» Exercise requirements
Please extend the passage on the Holy Spirit as Counsellor, starting right after its final sentence.

7. Between the Holy Spirit and Christ there thus subsists, in the
economy of salvation, an intimate bond, whereby the Spirit works in human
history as "another Counsellor", permanently ensuring the transmission and
spreading of the Good News revealed by Jesus of Nazareth. Thus, in the
Holy Spirit-Paraclete, who in the mystery and action of the Church
unceasingly continues the historical presence on earth of the Redeemer and
his saving work, the glory of Christ shines forth, as the following words
of John attest: "He (the Spirit of truth) will glorify me, for he will
take what is mine and declare it to you". [25] By these words all the
preceding statements are once again confirmed: "He will teach . . . , will
bring to your remembrance . . . , will bear witness. The supreme and
complete seIf-revelation of God, accomplished in Christ and witnessed to
by the preaching of the Apostles, continues to be manifested in the Church
through the mission of the invisible Counsellor, the Spirit of truth. How
intimately this mission is linked with the mission of Christ, how fully it
draws from this mission of Christ, consolidating and developing in history
its salvific results, is expressed by the verb "take": "he will take what
is mine and declare it to you". As if to explain the words "he will take"
by clearly expressing the divine and Trinitarian unity of the source,
Jesus adds: "All that the Father has is mine; therefore I said that he
will take what is mine and declare it to you". [26] By the very fact of
taking what is "mine", he will draw from "what is the Father's".
In the light of these words "he will take", one can therefore also
explain the other significant words about the Holy Spirit spoken by Jesus
in the Upper Room before the Passover: "It is to your advantage that I go
away, for if I do not go away, the Counsellor will not come to you; but if
I go, I will send him to you. And when he comes? he will convince the
world concerning sin and righteousness and judgment". [27] It will be
necessary to return to these words in a separate reflection.
8. It is a characteristic of the text of John that the Father, the Son
and the Holy Spirit are clearly called Persons, the first distinct from
the second and the third, and each of them from one another. Jesus speaks
of the SpiritCounsellor, using several times the personal pronoun "he";
and at the same time, throughout the farewell discourse, he reveals the
bonds which unite the Father, the Son and the Paraclete to one another.
Thus "the Holy Spirit . . . proceeds from the Father" [28] and the Father
"gives" the Spirit. [29] The Father "sends" the Spirit in the name of the
Son, [30] the Spirit "bears witness" to the Son. [31] The Son asks the
Father to send the Spirit-Counsellor, [32] but likewise affirms and
promises, in relation to his own "departure" through the Cross: "If I go,
I will send him to you". [33] Thus, the Father sends the Holy Spirit in
the power of his Fatherhood, as he has sent the Son; [34] but at the same
time he sends him in the power of the Redemption accomplished by Christ --
and in this sense the Holy Spirit is sent also by the Son: "I will send
him to you".

» Records drawn from a collection
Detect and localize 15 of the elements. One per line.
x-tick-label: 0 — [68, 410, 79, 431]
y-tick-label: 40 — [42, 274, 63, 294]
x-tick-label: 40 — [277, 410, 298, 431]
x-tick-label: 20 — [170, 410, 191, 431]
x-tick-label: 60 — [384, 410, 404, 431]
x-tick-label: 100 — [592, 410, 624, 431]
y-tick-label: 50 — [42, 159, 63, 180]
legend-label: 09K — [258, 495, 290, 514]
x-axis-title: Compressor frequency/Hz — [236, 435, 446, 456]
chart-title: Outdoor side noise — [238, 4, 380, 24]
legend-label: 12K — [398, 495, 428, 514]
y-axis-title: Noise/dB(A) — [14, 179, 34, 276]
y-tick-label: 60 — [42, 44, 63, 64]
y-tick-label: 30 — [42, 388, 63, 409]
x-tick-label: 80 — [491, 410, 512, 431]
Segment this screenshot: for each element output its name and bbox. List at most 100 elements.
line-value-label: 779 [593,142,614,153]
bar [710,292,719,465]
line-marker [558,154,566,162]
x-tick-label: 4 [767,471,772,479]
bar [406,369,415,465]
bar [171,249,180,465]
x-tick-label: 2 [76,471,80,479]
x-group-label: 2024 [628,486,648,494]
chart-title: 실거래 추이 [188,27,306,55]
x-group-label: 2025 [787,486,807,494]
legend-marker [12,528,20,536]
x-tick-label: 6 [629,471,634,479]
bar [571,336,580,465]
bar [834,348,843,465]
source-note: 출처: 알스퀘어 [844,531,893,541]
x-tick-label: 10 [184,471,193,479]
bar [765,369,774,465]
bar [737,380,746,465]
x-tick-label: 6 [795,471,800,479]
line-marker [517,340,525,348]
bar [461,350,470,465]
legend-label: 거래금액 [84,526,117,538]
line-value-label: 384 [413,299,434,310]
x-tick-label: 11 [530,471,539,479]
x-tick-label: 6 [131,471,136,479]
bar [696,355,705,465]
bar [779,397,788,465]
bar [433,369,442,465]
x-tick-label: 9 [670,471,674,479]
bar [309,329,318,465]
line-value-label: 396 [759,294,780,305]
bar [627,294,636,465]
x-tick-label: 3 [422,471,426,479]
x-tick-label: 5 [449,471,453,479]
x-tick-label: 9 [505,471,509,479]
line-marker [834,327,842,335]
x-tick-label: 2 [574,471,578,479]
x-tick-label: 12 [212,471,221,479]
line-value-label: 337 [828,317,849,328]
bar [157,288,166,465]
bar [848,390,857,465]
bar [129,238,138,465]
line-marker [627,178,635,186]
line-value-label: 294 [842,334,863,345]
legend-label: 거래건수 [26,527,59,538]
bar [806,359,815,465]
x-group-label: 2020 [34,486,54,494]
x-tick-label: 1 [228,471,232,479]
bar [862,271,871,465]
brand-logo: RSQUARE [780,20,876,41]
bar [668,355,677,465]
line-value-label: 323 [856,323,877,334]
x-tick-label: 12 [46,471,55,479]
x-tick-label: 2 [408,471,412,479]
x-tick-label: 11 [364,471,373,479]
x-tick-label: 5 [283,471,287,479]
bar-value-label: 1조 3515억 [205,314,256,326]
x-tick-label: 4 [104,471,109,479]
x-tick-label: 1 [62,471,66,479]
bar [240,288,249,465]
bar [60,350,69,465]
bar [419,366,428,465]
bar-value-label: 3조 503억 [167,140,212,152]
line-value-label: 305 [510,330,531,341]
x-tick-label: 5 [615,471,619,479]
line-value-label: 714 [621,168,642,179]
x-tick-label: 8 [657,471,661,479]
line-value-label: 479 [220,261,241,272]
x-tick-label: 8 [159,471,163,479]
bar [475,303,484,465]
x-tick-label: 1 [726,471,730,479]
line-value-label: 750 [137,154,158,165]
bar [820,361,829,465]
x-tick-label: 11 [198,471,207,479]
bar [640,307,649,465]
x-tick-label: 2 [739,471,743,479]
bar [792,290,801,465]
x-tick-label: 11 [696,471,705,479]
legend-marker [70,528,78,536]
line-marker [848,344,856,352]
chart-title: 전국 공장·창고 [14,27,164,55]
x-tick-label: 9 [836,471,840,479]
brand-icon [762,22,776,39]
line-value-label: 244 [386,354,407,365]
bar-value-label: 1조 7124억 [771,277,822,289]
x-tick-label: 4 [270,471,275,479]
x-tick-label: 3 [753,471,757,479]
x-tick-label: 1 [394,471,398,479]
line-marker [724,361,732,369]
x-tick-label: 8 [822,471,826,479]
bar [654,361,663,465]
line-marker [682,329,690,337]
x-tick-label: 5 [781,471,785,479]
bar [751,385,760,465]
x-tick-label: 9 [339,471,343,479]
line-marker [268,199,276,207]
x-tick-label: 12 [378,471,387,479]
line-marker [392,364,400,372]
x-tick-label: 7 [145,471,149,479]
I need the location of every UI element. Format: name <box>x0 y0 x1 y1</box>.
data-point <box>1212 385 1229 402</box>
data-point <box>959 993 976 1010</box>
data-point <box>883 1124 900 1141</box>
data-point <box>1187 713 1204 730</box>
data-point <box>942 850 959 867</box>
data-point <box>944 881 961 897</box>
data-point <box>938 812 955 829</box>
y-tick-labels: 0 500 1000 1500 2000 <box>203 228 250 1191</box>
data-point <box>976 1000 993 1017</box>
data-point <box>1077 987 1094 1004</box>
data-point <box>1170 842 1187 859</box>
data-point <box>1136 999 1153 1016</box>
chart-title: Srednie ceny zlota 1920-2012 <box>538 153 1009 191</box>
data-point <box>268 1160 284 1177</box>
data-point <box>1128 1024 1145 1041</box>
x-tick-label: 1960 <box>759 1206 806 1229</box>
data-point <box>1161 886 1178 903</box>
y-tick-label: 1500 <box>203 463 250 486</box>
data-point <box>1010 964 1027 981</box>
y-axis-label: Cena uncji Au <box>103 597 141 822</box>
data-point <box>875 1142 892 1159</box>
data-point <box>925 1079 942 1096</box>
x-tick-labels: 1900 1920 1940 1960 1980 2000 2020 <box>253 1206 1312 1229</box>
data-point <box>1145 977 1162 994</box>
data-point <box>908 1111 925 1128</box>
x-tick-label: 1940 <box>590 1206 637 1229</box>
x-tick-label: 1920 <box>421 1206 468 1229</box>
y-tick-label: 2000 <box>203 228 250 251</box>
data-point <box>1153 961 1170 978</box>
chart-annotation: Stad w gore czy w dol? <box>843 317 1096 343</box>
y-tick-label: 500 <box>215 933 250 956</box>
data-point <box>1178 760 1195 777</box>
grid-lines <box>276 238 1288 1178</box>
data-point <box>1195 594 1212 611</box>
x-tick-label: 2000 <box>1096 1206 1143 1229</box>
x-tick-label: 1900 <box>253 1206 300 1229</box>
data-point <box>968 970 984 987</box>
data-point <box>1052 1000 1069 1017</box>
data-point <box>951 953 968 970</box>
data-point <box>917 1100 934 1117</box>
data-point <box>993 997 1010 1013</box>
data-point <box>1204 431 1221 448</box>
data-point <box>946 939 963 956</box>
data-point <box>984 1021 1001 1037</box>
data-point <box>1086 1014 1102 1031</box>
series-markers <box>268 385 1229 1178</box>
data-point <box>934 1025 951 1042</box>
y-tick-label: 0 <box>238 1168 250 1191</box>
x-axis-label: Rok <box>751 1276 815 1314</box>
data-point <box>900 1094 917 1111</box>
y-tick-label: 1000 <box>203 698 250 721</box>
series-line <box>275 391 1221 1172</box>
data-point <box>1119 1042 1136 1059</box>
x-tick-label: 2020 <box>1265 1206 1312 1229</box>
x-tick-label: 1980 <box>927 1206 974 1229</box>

» Solved exercise
Here it should be noted that, while all the other promises made in the
Upper Room foretold the coming of the Holy Spirit after Christ's
departure, the one contained in the text of John 16:7ff also includes and
clearly emphasizes the relationship of interdependence which could be
called causal between the manifestation of each: "If I go, I will send him
to you". The Holy Spirit will come insofar as Christ will depart through
the Cross: he will come not only afterwards, but because of the Redemption
accomplished by Christ, through the will and action of the Father.
9. Thus in the farewell discourse at the Last Supper, we can say that
the highest point of the revelation of the Trinity is reached. At the same
time, we are on the threshold of definitive events and final words which
in the end will be translated into the great missionary mandate addressed
to the Apostles and through them to the Church: "Go therefore and make
disciples of all nations, a mandate which contains, in a certain sense,
the Trinitarian formula of baptism: "baptizing them in the name of the
Father and of the Son and of the Holy Spirit". [35] The formula reflects
the intimate mystery of God, of the divine life, which is the Father, the
Son and the Holy Spirit, the divine unity of the Trinity. The farewell
discourse can be read as a special preparation for this Trinitarian
formula, in which is expressed the life-giving power of the Sacrament
which brings about sharing in the life of the Triune God, for it gives
sanctifying grace as a supernatural gift to man. Through grace, man is
called and made "capable" of sharing in the inscrutable life of God.
10. In his intimate life, God "is love, [36] the essential love shared
by the three divine Persons: personal love is the Holy Spirit as the
Spirit of the Father and the Son. Therefore he "searches even the depths
of God", [37] as uncreated Love-Gift. It can be said that in the Holy
Spirit the intimate life of the Triune God becomes totally gift, an
exchange of mutual love between the divine Persons, and that through the
Holy Spirit God exists in the mode of gift. It is the Holy Spirit who is
the personal expression of this self-giving, of this being-love. [38] He
is Person-Love. He is Person-Gift. Here we have an inexhaustible treasure
of the reality and an inexpressible deepening of the concept of person in
God, which only divine Revelation makes known to us.
At the same time, the Holy Spirit, being consubstantial with the Father
and the Son in divinity, is love and uncreated gift from which derives as
from its source (Fons vivus) all giving of gifts vis-a-vis creatures
(created gift): the gift of existence to all things through creation; the
gift of grace to human beings through the whole economy of salvation. As
the Apostle Paul writes: "God's love has been poured into our hearts
through the Holy Spirit which has been given to us". [39] The salvific
self-fiving of God in the Holy Spirit
11. Christ's farewell discourse at the Last Supper stands in particular
reference to this "giving" and "self-giving" of the Holy Spirit. In John's
Gospel we have as it were the revelation of the most profound "logic" of
the saving mystery contained in God's eternal plan, as an extension of the
ineffable communion of the Father, Son and Holy Spirit. This is the divine
"logic" which from the mystery of the Trinity leads to the mystery of the
Redemption of the world in Jesus Christ. The Redemption accomplished by
the Son in the dimensions of the earthly history of humanity --
accomplished in his "departure" through the Cross and Resurrection -- is
at the same time, in its entire salvific power, transmitted to the Holy
Spirit: the one who "will take what is mine". [40] The words of the text
of John indicate that, according to the divine plan, Christ's "departure"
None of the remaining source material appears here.